## BEGIN

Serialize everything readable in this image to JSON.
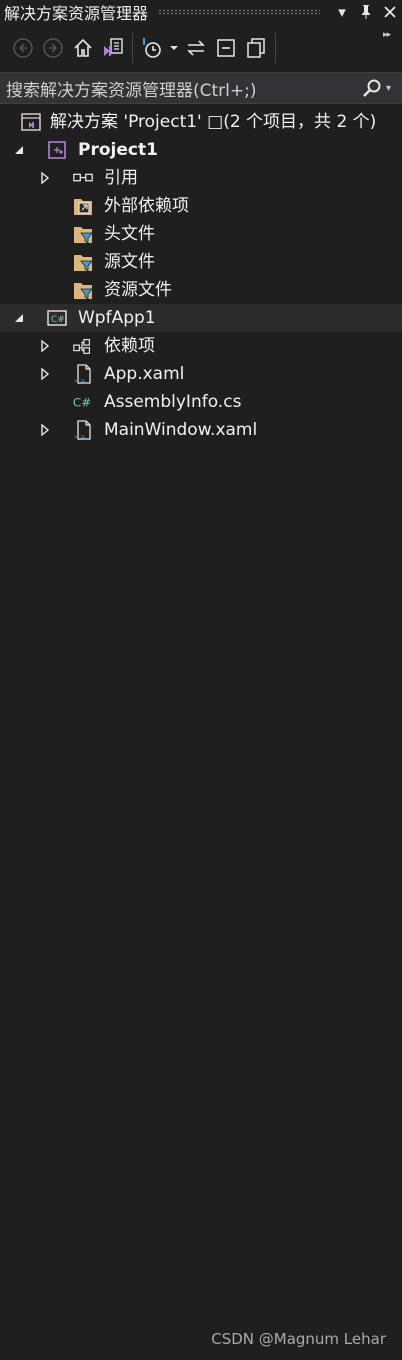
{
  "window": {
    "title": "解决方案资源管理器",
    "buttons": [
      "dropdown-icon",
      "pin-icon",
      "close-icon"
    ]
  },
  "toolbar": {
    "items": [
      "back-icon",
      "forward-icon",
      "home-icon",
      "switch-views-icon",
      "pending-changes-icon",
      "dropdown-icon",
      "sync-icon",
      "collapse-all-icon",
      "show-all-files-icon"
    ],
    "overflow": "▸▸"
  },
  "search": {
    "placeholder": "搜索解决方案资源管理器(Ctrl+;)"
  },
  "tree": {
    "solution": "解决方案 'Project1' □(2 个项目，共 2 个)",
    "project1": {
      "name": "Project1",
      "items": [
        "引用",
        "外部依赖项",
        "头文件",
        "源文件",
        "资源文件"
      ]
    },
    "wpfapp1": {
      "name": "WpfApp1",
      "items": [
        "依赖项",
        "App.xaml",
        "AssemblyInfo.cs",
        "MainWindow.xaml"
      ]
    }
  },
  "watermark": "CSDN @Magnum Lehar",
  "colors": {
    "background": "#1f1f1f",
    "search_bg": "#333337",
    "selected_row": "#2b2b2b",
    "folder": "#dcb67a",
    "filter": "#3c9cdc",
    "vs_purple": "#b180d7",
    "csharp_green": "#7ec699"
  }
}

## END

Extract each line holding the string "icon".

      "dropdown-icon",
      "pin-icon",
      "close-icon"
      "back-icon",
      "forward-icon",
      "home-icon",
      "switch-views-icon",
      "pending-changes-icon",
      "dropdown-icon",
      "sync-icon",
      "collapse-all-icon",
      "show-all-files-icon"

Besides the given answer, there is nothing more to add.